:: INSTRUCTIONS TO FOLLOW ::
Filter the entries and keep only the lines where the string "Humidity" appears.

## start

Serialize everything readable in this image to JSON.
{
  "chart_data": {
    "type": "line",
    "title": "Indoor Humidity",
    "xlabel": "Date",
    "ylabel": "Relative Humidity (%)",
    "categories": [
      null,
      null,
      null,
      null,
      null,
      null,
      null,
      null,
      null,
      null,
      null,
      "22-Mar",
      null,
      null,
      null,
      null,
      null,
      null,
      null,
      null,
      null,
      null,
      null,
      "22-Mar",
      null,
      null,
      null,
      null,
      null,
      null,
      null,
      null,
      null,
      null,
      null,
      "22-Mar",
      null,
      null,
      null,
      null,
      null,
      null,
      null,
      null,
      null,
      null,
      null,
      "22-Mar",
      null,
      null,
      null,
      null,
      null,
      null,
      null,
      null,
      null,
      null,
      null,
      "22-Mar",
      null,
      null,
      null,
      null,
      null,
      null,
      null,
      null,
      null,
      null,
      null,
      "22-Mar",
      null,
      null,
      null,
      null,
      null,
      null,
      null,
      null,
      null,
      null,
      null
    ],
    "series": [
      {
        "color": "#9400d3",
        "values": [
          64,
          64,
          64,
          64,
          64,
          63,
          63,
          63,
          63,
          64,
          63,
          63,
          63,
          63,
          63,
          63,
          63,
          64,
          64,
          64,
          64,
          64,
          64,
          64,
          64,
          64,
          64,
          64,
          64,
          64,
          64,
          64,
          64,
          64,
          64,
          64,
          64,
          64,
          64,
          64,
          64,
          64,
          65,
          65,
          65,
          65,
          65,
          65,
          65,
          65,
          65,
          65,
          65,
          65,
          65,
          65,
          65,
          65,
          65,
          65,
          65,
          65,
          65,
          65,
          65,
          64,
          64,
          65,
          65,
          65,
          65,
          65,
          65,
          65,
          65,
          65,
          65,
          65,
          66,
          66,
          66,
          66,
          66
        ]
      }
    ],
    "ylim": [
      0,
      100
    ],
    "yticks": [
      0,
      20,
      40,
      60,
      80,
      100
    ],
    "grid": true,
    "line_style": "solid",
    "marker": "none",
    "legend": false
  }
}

## end

:: FULL SOLUTION ::
    "title": "Indoor Humidity",
    "ylabel": "Relative Humidity (%)",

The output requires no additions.